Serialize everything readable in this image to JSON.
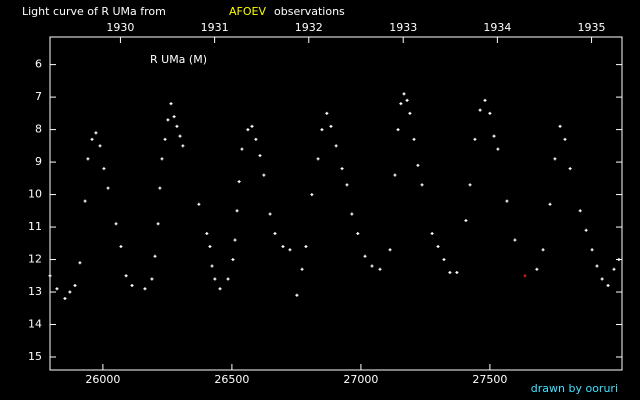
{
  "chart_data": {
    "type": "scatter",
    "title": "Light curve of R UMa from",
    "source": "AFOEV",
    "title_suffix": "observations",
    "label": "R UMa (M)",
    "credit": "drawn by ooruri",
    "xlim": [
      25795,
      28012
    ],
    "ylim": [
      15.4,
      5.15
    ],
    "xticks": [
      26000,
      26500,
      27000,
      27500
    ],
    "x2ticks": [
      {
        "value": 26068,
        "label": "1930"
      },
      {
        "value": 26433,
        "label": "1931"
      },
      {
        "value": 26798,
        "label": "1932"
      },
      {
        "value": 27164,
        "label": "1933"
      },
      {
        "value": 27529,
        "label": "1934"
      },
      {
        "value": 27894,
        "label": "1935"
      }
    ],
    "yticks": [
      6,
      7,
      8,
      9,
      10,
      11,
      12,
      13,
      14,
      15
    ],
    "series": [
      {
        "color": "#ffffff",
        "x": [
          25795,
          25822,
          25853,
          25872,
          25892,
          25911,
          25931,
          25942,
          25958,
          25973,
          25989,
          26004,
          26020,
          26051,
          26070,
          26090,
          26113,
          26163,
          26190,
          26202,
          26214,
          26221,
          26229,
          26241,
          26252,
          26264,
          26276,
          26287,
          26299,
          26310,
          26372,
          26403,
          26415,
          26423,
          26434,
          26454,
          26485,
          26504,
          26512,
          26520,
          26528,
          26539,
          26562,
          26578,
          26593,
          26609,
          26624,
          26648,
          26667,
          26698,
          26725,
          26752,
          26772,
          26787,
          26810,
          26834,
          26849,
          26868,
          26884,
          26904,
          26927,
          26946,
          26965,
          26988,
          27016,
          27043,
          27074,
          27113,
          27132,
          27144,
          27155,
          27167,
          27179,
          27190,
          27206,
          27221,
          27237,
          27276,
          27299,
          27322,
          27345,
          27372,
          27407,
          27423,
          27442,
          27462,
          27481,
          27500,
          27516,
          27531,
          27566,
          27597,
          27682,
          27706,
          27733,
          27752,
          27772,
          27791,
          27811,
          27850,
          27873,
          27896,
          27915,
          27935,
          27958,
          27981,
          28000
        ],
        "values": [
          12.5,
          12.9,
          13.2,
          13.0,
          12.8,
          12.1,
          10.2,
          8.9,
          8.3,
          8.1,
          8.5,
          9.2,
          9.8,
          10.9,
          11.6,
          12.5,
          12.8,
          12.9,
          12.6,
          11.9,
          10.9,
          9.8,
          8.9,
          8.3,
          7.7,
          7.2,
          7.6,
          7.9,
          8.2,
          8.5,
          10.3,
          11.2,
          11.6,
          12.2,
          12.6,
          12.9,
          12.6,
          12.0,
          11.4,
          10.5,
          9.6,
          8.6,
          8.0,
          7.9,
          8.3,
          8.8,
          9.4,
          10.6,
          11.2,
          11.6,
          11.7,
          13.1,
          12.3,
          11.6,
          10.0,
          8.9,
          8.0,
          7.5,
          7.9,
          8.5,
          9.2,
          9.7,
          10.6,
          11.2,
          11.9,
          12.2,
          12.3,
          11.7,
          9.4,
          8.0,
          7.2,
          6.9,
          7.1,
          7.5,
          8.3,
          9.1,
          9.7,
          11.2,
          11.6,
          12.0,
          12.4,
          12.4,
          10.8,
          9.7,
          8.3,
          7.4,
          7.1,
          7.5,
          8.2,
          8.6,
          10.2,
          11.4,
          12.3,
          11.7,
          10.3,
          8.9,
          7.9,
          8.3,
          9.2,
          10.5,
          11.1,
          11.7,
          12.2,
          12.6,
          12.8,
          12.3,
          12.0
        ]
      },
      {
        "color": "#d02010",
        "x": [
          27636
        ],
        "values": [
          12.5
        ]
      }
    ]
  }
}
----
= YOUR GOAL =
Copy out the records above in full, exactly as written, but not the pictures.

= EXPECTED OUTPUT =
Serialize everything readable in this image to JSON.
{
  "chart_data": {
    "type": "scatter",
    "title": "Light curve of R UMa from",
    "source": "AFOEV",
    "title_suffix": "observations",
    "label": "R UMa (M)",
    "credit": "drawn by ooruri",
    "xlim": [
      25795,
      28012
    ],
    "ylim": [
      15.4,
      5.15
    ],
    "xticks": [
      26000,
      26500,
      27000,
      27500
    ],
    "x2ticks": [
      {
        "value": 26068,
        "label": "1930"
      },
      {
        "value": 26433,
        "label": "1931"
      },
      {
        "value": 26798,
        "label": "1932"
      },
      {
        "value": 27164,
        "label": "1933"
      },
      {
        "value": 27529,
        "label": "1934"
      },
      {
        "value": 27894,
        "label": "1935"
      }
    ],
    "yticks": [
      6,
      7,
      8,
      9,
      10,
      11,
      12,
      13,
      14,
      15
    ],
    "series": [
      {
        "color": "#ffffff",
        "x": [
          25795,
          25822,
          25853,
          25872,
          25892,
          25911,
          25931,
          25942,
          25958,
          25973,
          25989,
          26004,
          26020,
          26051,
          26070,
          26090,
          26113,
          26163,
          26190,
          26202,
          26214,
          26221,
          26229,
          26241,
          26252,
          26264,
          26276,
          26287,
          26299,
          26310,
          26372,
          26403,
          26415,
          26423,
          26434,
          26454,
          26485,
          26504,
          26512,
          26520,
          26528,
          26539,
          26562,
          26578,
          26593,
          26609,
          26624,
          26648,
          26667,
          26698,
          26725,
          26752,
          26772,
          26787,
          26810,
          26834,
          26849,
          26868,
          26884,
          26904,
          26927,
          26946,
          26965,
          26988,
          27016,
          27043,
          27074,
          27113,
          27132,
          27144,
          27155,
          27167,
          27179,
          27190,
          27206,
          27221,
          27237,
          27276,
          27299,
          27322,
          27345,
          27372,
          27407,
          27423,
          27442,
          27462,
          27481,
          27500,
          27516,
          27531,
          27566,
          27597,
          27682,
          27706,
          27733,
          27752,
          27772,
          27791,
          27811,
          27850,
          27873,
          27896,
          27915,
          27935,
          27958,
          27981,
          28000
        ],
        "values": [
          12.5,
          12.9,
          13.2,
          13.0,
          12.8,
          12.1,
          10.2,
          8.9,
          8.3,
          8.1,
          8.5,
          9.2,
          9.8,
          10.9,
          11.6,
          12.5,
          12.8,
          12.9,
          12.6,
          11.9,
          10.9,
          9.8,
          8.9,
          8.3,
          7.7,
          7.2,
          7.6,
          7.9,
          8.2,
          8.5,
          10.3,
          11.2,
          11.6,
          12.2,
          12.6,
          12.9,
          12.6,
          12.0,
          11.4,
          10.5,
          9.6,
          8.6,
          8.0,
          7.9,
          8.3,
          8.8,
          9.4,
          10.6,
          11.2,
          11.6,
          11.7,
          13.1,
          12.3,
          11.6,
          10.0,
          8.9,
          8.0,
          7.5,
          7.9,
          8.5,
          9.2,
          9.7,
          10.6,
          11.2,
          11.9,
          12.2,
          12.3,
          11.7,
          9.4,
          8.0,
          7.2,
          6.9,
          7.1,
          7.5,
          8.3,
          9.1,
          9.7,
          11.2,
          11.6,
          12.0,
          12.4,
          12.4,
          10.8,
          9.7,
          8.3,
          7.4,
          7.1,
          7.5,
          8.2,
          8.6,
          10.2,
          11.4,
          12.3,
          11.7,
          10.3,
          8.9,
          7.9,
          8.3,
          9.2,
          10.5,
          11.1,
          11.7,
          12.2,
          12.6,
          12.8,
          12.3,
          12.0
        ]
      },
      {
        "color": "#d02010",
        "x": [
          27636
        ],
        "values": [
          12.5
        ]
      }
    ]
  }
}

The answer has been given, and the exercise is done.